## START Records shown
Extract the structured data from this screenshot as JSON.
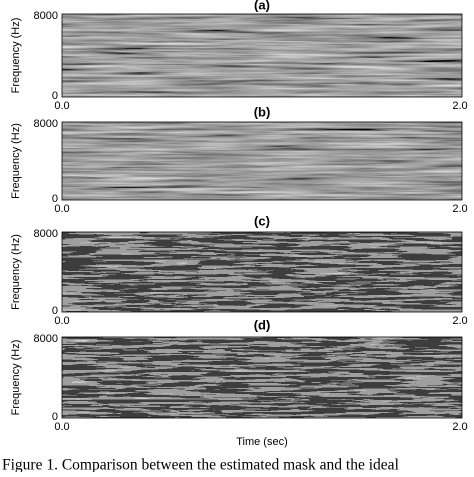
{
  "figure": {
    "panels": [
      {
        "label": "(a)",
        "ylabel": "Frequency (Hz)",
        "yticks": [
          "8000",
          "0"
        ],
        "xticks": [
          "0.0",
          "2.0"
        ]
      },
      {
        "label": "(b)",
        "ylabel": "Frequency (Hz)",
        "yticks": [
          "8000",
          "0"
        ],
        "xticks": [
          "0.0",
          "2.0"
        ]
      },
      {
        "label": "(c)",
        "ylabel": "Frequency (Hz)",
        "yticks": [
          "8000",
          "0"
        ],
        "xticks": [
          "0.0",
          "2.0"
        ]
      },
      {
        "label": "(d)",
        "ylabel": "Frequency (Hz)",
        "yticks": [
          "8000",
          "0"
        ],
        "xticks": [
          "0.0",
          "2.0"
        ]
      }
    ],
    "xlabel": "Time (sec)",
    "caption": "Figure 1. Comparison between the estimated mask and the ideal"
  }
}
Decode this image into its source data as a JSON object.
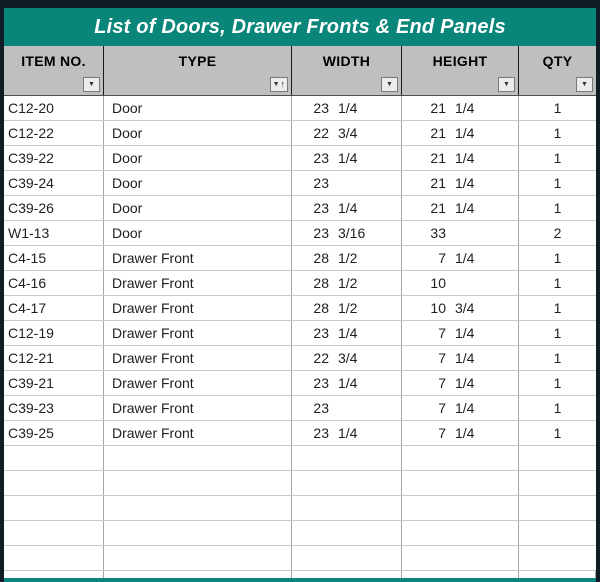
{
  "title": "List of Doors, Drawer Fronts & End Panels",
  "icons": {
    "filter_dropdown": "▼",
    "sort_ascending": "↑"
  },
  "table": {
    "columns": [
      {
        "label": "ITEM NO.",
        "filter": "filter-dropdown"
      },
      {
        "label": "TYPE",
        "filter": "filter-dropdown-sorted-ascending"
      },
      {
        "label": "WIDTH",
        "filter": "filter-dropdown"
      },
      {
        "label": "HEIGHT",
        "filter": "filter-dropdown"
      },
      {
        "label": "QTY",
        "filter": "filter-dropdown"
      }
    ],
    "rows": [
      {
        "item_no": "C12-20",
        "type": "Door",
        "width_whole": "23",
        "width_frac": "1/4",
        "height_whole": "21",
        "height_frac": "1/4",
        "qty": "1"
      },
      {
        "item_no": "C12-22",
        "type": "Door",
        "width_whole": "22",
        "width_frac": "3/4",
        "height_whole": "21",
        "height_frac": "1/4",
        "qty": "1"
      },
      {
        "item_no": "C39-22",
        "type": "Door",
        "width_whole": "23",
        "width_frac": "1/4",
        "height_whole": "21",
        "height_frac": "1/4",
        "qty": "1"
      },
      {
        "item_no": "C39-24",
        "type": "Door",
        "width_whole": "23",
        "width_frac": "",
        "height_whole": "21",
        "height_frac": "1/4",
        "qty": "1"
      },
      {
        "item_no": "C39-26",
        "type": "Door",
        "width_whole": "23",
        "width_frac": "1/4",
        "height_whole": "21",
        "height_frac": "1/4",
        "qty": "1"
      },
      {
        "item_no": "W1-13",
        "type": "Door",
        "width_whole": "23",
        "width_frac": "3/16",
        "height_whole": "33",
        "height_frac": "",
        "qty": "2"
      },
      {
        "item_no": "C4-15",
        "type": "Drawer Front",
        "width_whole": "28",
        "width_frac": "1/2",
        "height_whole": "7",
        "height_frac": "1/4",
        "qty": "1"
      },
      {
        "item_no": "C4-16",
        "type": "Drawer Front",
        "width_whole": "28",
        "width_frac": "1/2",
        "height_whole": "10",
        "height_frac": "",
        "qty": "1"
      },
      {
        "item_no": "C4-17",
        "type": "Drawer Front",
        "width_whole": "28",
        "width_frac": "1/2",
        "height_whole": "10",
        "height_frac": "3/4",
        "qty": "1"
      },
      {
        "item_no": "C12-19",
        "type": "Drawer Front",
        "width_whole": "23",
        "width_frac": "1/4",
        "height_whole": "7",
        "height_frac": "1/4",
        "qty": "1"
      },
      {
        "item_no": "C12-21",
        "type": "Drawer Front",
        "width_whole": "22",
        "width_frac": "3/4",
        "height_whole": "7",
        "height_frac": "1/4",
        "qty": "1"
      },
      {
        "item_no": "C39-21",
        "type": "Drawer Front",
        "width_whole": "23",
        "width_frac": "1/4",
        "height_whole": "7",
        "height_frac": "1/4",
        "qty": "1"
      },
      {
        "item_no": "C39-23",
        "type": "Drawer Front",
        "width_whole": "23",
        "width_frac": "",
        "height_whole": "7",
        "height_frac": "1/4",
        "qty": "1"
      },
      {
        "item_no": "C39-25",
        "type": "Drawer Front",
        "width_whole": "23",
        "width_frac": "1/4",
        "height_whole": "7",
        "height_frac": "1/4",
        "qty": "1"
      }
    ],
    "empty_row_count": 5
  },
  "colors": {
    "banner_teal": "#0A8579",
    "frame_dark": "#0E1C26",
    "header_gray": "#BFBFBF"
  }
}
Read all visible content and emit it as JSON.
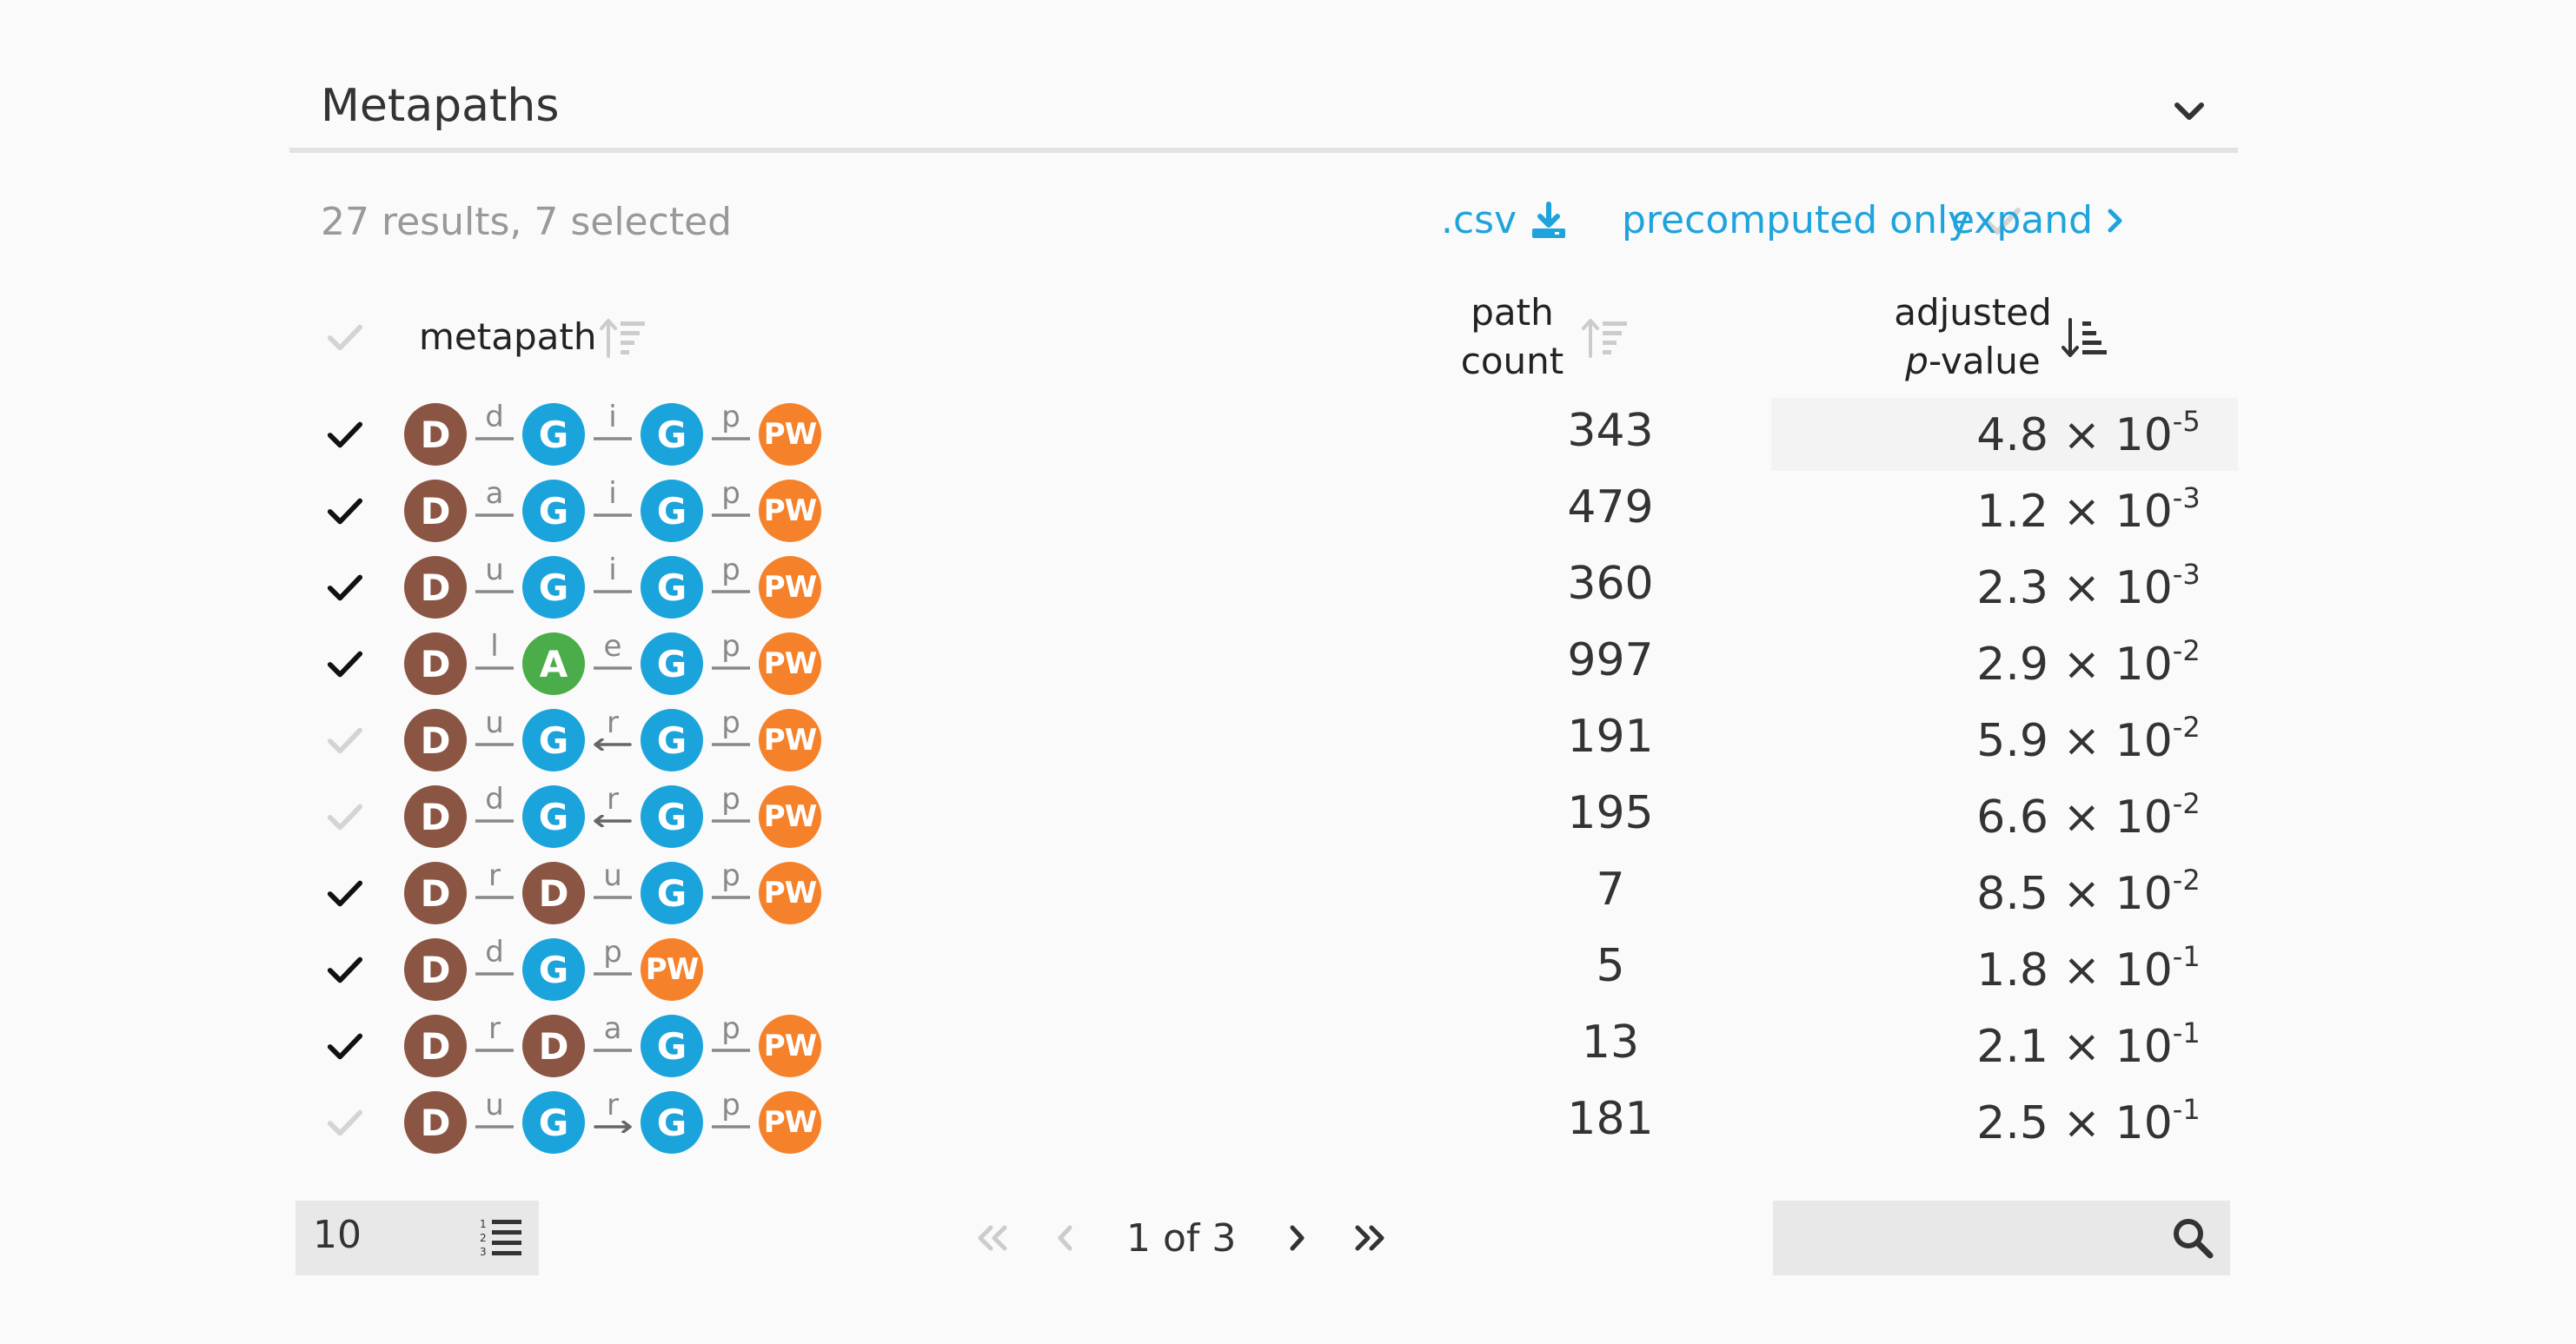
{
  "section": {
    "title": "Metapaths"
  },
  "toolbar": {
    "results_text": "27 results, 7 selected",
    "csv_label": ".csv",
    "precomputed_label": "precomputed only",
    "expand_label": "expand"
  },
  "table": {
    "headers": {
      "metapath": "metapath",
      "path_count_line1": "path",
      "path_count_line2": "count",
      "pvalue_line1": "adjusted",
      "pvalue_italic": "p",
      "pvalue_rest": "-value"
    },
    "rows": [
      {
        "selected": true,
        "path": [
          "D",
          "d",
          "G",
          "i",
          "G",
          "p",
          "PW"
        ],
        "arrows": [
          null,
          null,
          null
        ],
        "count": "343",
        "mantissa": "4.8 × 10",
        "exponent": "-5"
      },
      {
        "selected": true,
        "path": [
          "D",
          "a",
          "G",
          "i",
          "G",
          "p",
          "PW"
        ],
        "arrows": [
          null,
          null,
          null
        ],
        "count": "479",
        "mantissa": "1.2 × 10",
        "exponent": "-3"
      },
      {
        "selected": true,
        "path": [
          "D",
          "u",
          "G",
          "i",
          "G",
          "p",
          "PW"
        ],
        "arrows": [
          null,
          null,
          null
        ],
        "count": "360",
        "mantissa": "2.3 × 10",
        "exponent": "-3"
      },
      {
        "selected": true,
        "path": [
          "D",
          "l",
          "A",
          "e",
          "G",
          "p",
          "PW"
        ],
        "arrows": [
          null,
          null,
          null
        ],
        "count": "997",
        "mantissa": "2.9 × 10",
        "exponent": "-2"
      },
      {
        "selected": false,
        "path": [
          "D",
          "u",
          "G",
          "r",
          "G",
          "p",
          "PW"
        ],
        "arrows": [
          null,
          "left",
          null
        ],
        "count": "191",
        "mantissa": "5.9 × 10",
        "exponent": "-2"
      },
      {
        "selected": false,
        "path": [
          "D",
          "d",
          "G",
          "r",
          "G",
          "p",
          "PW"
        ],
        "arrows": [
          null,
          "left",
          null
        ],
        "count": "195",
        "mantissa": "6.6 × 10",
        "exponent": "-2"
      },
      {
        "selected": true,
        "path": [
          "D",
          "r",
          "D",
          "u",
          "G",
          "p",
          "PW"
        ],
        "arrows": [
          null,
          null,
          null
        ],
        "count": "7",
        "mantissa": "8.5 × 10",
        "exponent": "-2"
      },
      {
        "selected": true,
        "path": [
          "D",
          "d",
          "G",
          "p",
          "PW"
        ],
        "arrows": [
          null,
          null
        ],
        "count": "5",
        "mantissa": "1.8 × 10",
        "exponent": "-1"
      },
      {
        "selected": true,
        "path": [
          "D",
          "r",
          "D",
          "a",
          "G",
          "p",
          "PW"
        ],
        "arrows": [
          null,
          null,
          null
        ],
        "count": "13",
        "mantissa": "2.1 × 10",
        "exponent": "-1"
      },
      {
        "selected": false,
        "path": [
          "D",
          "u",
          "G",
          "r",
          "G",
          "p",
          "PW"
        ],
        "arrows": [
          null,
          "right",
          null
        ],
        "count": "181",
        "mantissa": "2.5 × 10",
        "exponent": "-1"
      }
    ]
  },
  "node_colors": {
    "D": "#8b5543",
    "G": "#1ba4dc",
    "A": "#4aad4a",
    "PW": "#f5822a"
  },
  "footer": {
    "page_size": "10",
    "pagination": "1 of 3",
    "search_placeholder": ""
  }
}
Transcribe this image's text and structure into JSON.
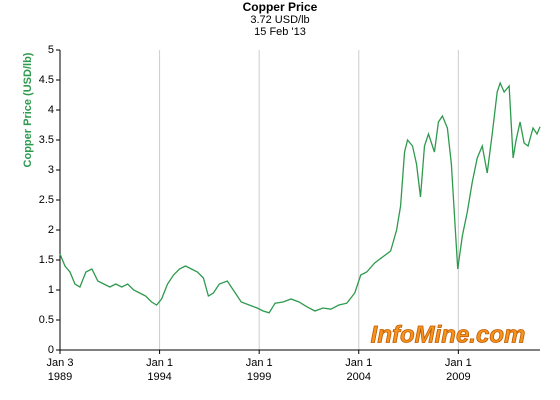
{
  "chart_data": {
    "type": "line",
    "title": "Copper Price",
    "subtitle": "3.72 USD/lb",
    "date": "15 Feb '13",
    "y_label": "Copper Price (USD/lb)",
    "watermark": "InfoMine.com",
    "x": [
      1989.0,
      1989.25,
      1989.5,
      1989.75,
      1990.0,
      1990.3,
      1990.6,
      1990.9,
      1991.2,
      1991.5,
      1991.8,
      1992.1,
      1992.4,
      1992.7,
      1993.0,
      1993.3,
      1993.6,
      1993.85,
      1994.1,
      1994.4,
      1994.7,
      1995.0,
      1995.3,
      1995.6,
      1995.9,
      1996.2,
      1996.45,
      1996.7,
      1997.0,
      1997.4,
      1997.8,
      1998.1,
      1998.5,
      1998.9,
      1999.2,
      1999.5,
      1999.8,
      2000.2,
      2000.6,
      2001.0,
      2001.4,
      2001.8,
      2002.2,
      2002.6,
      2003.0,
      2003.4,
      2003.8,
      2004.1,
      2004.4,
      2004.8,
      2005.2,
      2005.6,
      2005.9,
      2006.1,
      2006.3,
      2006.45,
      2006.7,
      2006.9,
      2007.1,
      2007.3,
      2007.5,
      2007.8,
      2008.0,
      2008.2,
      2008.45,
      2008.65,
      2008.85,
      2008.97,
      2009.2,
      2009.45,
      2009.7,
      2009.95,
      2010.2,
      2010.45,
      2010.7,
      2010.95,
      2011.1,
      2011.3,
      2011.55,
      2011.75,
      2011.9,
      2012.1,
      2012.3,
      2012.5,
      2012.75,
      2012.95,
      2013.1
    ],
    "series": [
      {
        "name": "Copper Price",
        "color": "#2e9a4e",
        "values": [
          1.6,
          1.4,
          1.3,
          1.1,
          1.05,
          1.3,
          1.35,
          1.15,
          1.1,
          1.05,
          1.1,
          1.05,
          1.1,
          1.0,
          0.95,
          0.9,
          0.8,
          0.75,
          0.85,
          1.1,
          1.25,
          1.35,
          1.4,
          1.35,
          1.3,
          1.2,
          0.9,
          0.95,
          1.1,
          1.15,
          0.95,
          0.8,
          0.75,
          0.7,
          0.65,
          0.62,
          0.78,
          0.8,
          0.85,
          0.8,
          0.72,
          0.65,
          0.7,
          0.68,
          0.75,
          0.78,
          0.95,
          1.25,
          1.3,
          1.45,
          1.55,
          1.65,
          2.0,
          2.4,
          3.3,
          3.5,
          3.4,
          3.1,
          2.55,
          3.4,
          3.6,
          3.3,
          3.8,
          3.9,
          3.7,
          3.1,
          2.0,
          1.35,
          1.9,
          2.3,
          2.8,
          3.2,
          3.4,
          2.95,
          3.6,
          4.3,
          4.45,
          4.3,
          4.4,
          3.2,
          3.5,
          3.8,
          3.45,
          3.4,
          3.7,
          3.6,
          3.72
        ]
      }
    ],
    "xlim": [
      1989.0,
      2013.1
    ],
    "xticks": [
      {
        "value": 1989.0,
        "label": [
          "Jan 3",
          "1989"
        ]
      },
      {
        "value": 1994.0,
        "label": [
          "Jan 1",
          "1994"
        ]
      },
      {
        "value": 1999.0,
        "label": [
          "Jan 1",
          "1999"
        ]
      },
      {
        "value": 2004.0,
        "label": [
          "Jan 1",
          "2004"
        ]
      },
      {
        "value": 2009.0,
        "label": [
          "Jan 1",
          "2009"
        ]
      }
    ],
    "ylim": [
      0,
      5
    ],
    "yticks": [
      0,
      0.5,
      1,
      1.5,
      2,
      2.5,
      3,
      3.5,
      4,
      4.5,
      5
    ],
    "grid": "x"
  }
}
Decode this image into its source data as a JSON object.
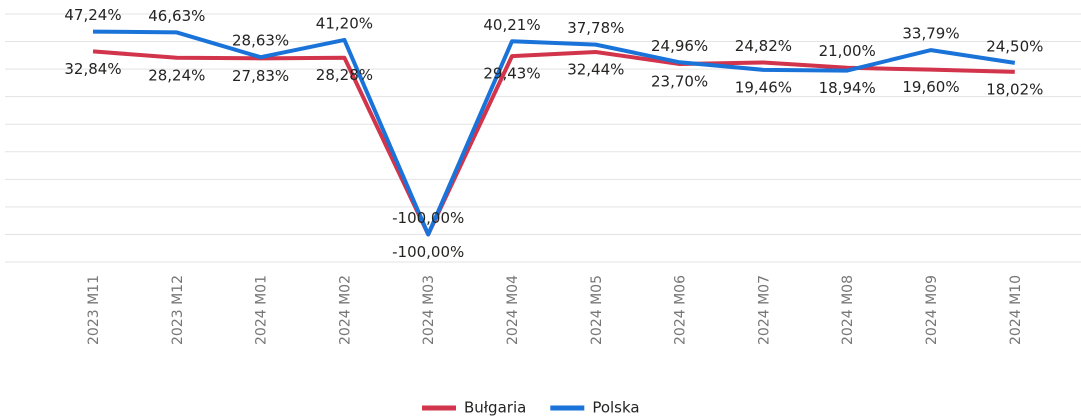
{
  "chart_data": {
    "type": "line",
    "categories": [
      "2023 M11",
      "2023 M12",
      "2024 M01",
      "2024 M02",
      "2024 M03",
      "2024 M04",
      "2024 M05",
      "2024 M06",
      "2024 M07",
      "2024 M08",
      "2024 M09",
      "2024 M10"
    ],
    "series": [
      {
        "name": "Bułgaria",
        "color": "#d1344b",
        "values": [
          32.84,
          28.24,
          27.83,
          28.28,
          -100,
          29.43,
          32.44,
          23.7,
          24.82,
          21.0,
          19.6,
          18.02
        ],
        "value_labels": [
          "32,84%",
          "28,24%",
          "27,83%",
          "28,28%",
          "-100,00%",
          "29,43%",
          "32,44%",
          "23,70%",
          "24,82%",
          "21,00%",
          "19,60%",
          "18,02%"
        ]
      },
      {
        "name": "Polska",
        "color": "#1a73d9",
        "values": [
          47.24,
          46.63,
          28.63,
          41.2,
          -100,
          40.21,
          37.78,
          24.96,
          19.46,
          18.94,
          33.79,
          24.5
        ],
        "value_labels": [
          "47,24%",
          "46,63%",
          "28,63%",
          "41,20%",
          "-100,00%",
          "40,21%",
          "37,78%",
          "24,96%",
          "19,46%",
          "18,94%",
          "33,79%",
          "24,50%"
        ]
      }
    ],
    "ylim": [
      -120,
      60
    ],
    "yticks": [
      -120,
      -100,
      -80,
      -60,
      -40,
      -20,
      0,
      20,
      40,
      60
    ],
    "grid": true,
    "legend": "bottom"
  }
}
## END Records shown
= Task to carry out =
Report only the number of lines in the data above that contain "name".

= Written response =
3